▶ _What you should do_
Every entry below should be repeated exactly; the pictures should not.
>> START Supplied data
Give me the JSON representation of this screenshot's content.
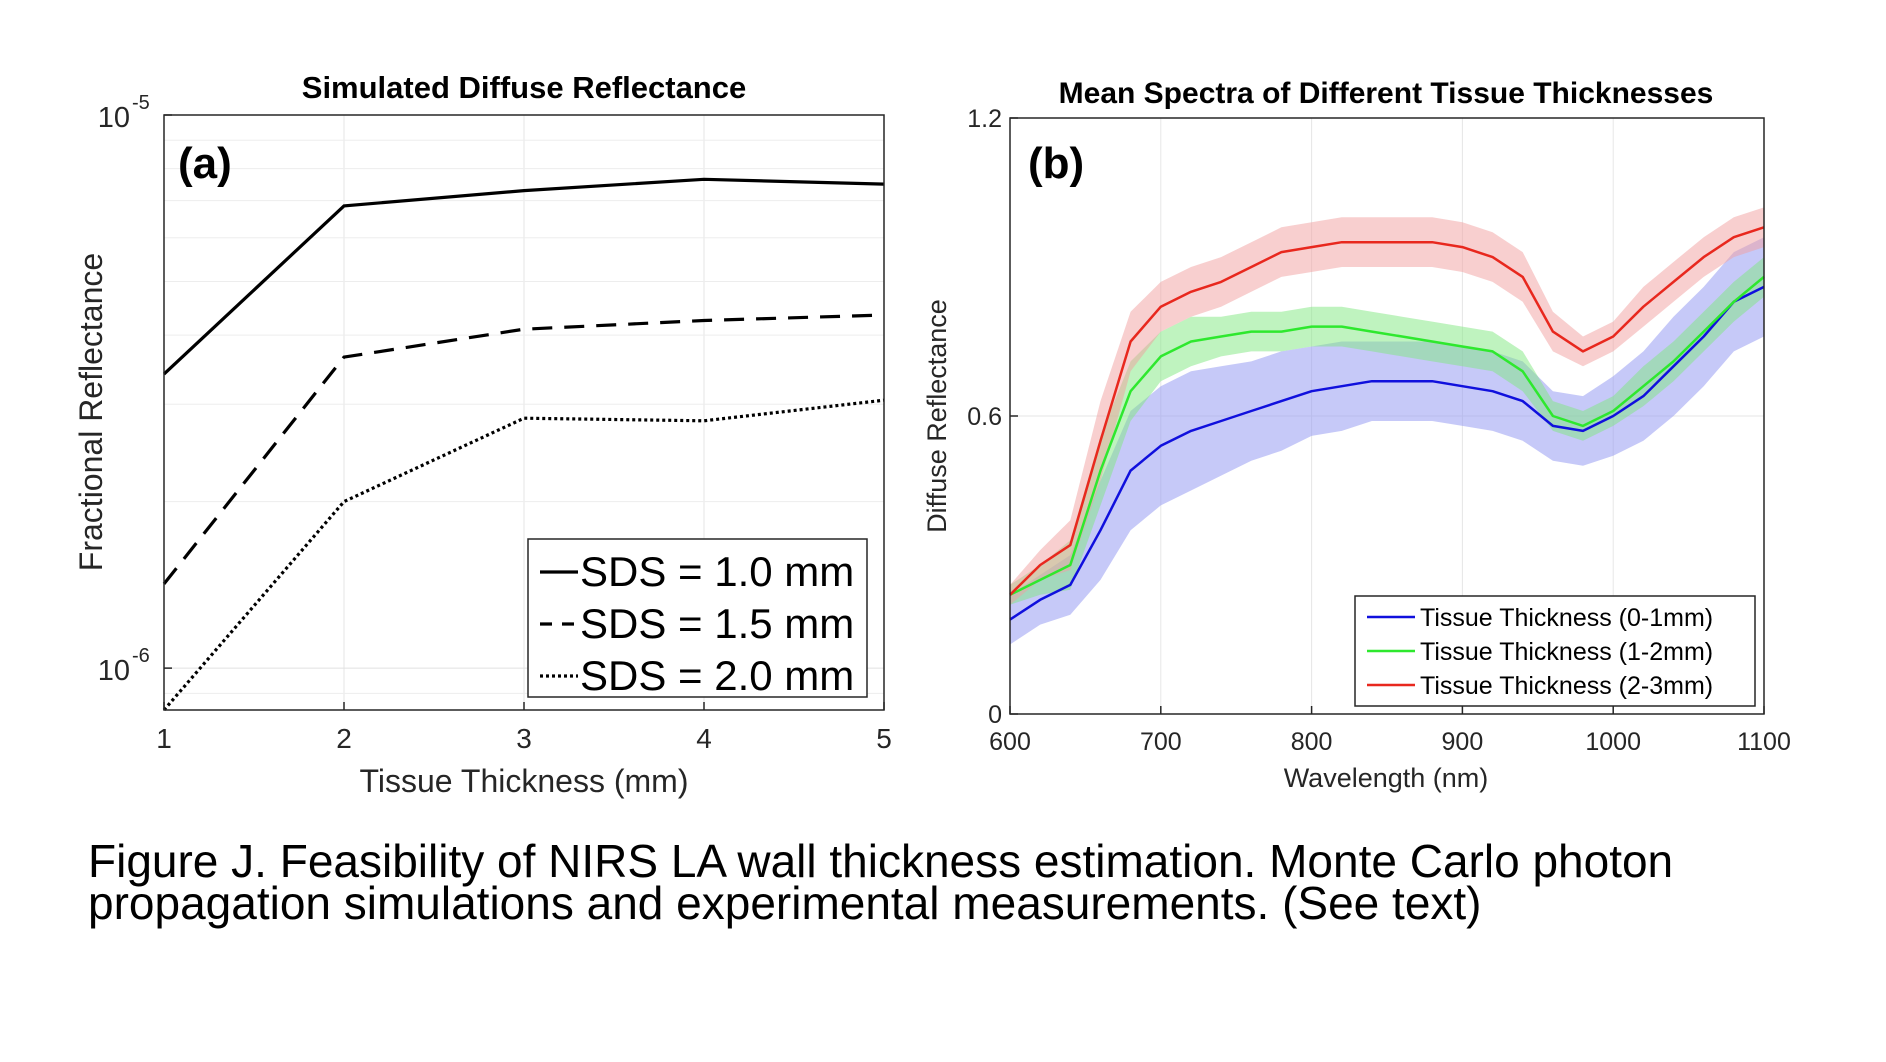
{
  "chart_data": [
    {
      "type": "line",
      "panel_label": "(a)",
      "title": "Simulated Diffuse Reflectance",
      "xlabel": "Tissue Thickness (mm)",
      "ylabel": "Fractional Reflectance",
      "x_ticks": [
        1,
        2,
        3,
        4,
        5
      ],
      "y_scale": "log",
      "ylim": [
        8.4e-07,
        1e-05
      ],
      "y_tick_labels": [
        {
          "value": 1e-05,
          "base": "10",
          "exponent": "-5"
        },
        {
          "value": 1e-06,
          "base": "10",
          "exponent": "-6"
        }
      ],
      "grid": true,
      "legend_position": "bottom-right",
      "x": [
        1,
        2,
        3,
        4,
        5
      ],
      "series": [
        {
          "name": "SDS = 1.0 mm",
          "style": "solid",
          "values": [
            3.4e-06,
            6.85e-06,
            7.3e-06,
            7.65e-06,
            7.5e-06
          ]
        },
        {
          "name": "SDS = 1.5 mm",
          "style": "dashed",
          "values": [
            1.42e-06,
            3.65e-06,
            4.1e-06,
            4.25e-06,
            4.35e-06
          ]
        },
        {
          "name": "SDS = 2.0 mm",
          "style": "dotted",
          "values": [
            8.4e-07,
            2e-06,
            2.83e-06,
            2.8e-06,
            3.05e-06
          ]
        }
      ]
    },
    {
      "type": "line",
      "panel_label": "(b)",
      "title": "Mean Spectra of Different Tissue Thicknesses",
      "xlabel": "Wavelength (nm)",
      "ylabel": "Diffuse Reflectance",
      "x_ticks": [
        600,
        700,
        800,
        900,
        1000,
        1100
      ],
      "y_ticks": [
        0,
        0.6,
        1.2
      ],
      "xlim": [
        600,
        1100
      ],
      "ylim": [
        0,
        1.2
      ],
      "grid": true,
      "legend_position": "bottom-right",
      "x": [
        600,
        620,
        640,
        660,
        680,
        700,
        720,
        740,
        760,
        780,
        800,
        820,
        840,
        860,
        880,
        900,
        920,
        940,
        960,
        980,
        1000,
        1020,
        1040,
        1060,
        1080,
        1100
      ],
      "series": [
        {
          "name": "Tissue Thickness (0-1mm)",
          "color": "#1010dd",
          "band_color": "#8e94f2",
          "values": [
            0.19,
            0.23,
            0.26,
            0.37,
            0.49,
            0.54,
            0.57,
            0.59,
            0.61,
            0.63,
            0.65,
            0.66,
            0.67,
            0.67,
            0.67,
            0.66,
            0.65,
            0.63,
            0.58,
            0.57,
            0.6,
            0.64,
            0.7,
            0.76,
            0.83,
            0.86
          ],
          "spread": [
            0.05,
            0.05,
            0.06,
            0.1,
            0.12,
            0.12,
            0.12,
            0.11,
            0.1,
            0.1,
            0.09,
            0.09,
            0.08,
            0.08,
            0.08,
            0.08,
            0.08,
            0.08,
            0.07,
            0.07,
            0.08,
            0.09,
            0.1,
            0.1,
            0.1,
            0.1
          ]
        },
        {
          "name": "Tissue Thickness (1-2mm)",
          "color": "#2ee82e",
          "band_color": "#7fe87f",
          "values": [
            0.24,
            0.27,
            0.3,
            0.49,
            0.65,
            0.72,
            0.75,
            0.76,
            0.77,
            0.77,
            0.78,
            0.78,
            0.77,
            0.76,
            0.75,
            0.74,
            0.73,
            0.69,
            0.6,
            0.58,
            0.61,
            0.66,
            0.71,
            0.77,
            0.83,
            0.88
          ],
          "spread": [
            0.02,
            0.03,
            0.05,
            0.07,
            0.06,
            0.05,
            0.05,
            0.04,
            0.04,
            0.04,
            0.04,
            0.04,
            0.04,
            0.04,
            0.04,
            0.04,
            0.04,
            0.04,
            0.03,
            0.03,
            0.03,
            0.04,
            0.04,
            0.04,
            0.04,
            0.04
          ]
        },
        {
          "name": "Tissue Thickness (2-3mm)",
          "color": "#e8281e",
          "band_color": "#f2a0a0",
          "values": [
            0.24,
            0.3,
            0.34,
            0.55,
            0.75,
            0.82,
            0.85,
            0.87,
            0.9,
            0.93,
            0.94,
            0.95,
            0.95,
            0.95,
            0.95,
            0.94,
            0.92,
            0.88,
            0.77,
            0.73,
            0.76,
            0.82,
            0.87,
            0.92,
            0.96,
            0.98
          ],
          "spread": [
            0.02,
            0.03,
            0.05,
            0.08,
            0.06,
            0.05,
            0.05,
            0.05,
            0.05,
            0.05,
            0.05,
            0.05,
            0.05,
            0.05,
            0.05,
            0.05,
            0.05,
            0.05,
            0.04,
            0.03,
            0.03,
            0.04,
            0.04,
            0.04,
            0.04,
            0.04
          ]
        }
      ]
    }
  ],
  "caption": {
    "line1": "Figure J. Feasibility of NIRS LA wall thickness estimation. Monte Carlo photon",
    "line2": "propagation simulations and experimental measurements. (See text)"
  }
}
>> END Supplied data
▶ _Complete response_
Give me the JSON representation of this screenshot's content.
{
  "chart_data": [
    {
      "type": "line",
      "panel_label": "(a)",
      "title": "Simulated Diffuse Reflectance",
      "xlabel": "Tissue Thickness (mm)",
      "ylabel": "Fractional Reflectance",
      "x_ticks": [
        1,
        2,
        3,
        4,
        5
      ],
      "y_scale": "log",
      "ylim": [
        8.4e-07,
        1e-05
      ],
      "y_tick_labels": [
        {
          "value": 1e-05,
          "base": "10",
          "exponent": "-5"
        },
        {
          "value": 1e-06,
          "base": "10",
          "exponent": "-6"
        }
      ],
      "grid": true,
      "legend_position": "bottom-right",
      "x": [
        1,
        2,
        3,
        4,
        5
      ],
      "series": [
        {
          "name": "SDS = 1.0 mm",
          "style": "solid",
          "values": [
            3.4e-06,
            6.85e-06,
            7.3e-06,
            7.65e-06,
            7.5e-06
          ]
        },
        {
          "name": "SDS = 1.5 mm",
          "style": "dashed",
          "values": [
            1.42e-06,
            3.65e-06,
            4.1e-06,
            4.25e-06,
            4.35e-06
          ]
        },
        {
          "name": "SDS = 2.0 mm",
          "style": "dotted",
          "values": [
            8.4e-07,
            2e-06,
            2.83e-06,
            2.8e-06,
            3.05e-06
          ]
        }
      ]
    },
    {
      "type": "line",
      "panel_label": "(b)",
      "title": "Mean Spectra of Different Tissue Thicknesses",
      "xlabel": "Wavelength (nm)",
      "ylabel": "Diffuse Reflectance",
      "x_ticks": [
        600,
        700,
        800,
        900,
        1000,
        1100
      ],
      "y_ticks": [
        0,
        0.6,
        1.2
      ],
      "xlim": [
        600,
        1100
      ],
      "ylim": [
        0,
        1.2
      ],
      "grid": true,
      "legend_position": "bottom-right",
      "x": [
        600,
        620,
        640,
        660,
        680,
        700,
        720,
        740,
        760,
        780,
        800,
        820,
        840,
        860,
        880,
        900,
        920,
        940,
        960,
        980,
        1000,
        1020,
        1040,
        1060,
        1080,
        1100
      ],
      "series": [
        {
          "name": "Tissue Thickness (0-1mm)",
          "color": "#1010dd",
          "band_color": "#8e94f2",
          "values": [
            0.19,
            0.23,
            0.26,
            0.37,
            0.49,
            0.54,
            0.57,
            0.59,
            0.61,
            0.63,
            0.65,
            0.66,
            0.67,
            0.67,
            0.67,
            0.66,
            0.65,
            0.63,
            0.58,
            0.57,
            0.6,
            0.64,
            0.7,
            0.76,
            0.83,
            0.86
          ],
          "spread": [
            0.05,
            0.05,
            0.06,
            0.1,
            0.12,
            0.12,
            0.12,
            0.11,
            0.1,
            0.1,
            0.09,
            0.09,
            0.08,
            0.08,
            0.08,
            0.08,
            0.08,
            0.08,
            0.07,
            0.07,
            0.08,
            0.09,
            0.1,
            0.1,
            0.1,
            0.1
          ]
        },
        {
          "name": "Tissue Thickness (1-2mm)",
          "color": "#2ee82e",
          "band_color": "#7fe87f",
          "values": [
            0.24,
            0.27,
            0.3,
            0.49,
            0.65,
            0.72,
            0.75,
            0.76,
            0.77,
            0.77,
            0.78,
            0.78,
            0.77,
            0.76,
            0.75,
            0.74,
            0.73,
            0.69,
            0.6,
            0.58,
            0.61,
            0.66,
            0.71,
            0.77,
            0.83,
            0.88
          ],
          "spread": [
            0.02,
            0.03,
            0.05,
            0.07,
            0.06,
            0.05,
            0.05,
            0.04,
            0.04,
            0.04,
            0.04,
            0.04,
            0.04,
            0.04,
            0.04,
            0.04,
            0.04,
            0.04,
            0.03,
            0.03,
            0.03,
            0.04,
            0.04,
            0.04,
            0.04,
            0.04
          ]
        },
        {
          "name": "Tissue Thickness (2-3mm)",
          "color": "#e8281e",
          "band_color": "#f2a0a0",
          "values": [
            0.24,
            0.3,
            0.34,
            0.55,
            0.75,
            0.82,
            0.85,
            0.87,
            0.9,
            0.93,
            0.94,
            0.95,
            0.95,
            0.95,
            0.95,
            0.94,
            0.92,
            0.88,
            0.77,
            0.73,
            0.76,
            0.82,
            0.87,
            0.92,
            0.96,
            0.98
          ],
          "spread": [
            0.02,
            0.03,
            0.05,
            0.08,
            0.06,
            0.05,
            0.05,
            0.05,
            0.05,
            0.05,
            0.05,
            0.05,
            0.05,
            0.05,
            0.05,
            0.05,
            0.05,
            0.05,
            0.04,
            0.03,
            0.03,
            0.04,
            0.04,
            0.04,
            0.04,
            0.04
          ]
        }
      ]
    }
  ],
  "caption": {
    "line1": "Figure J. Feasibility of NIRS LA wall thickness estimation. Monte Carlo photon",
    "line2": "propagation simulations and experimental measurements. (See text)"
  }
}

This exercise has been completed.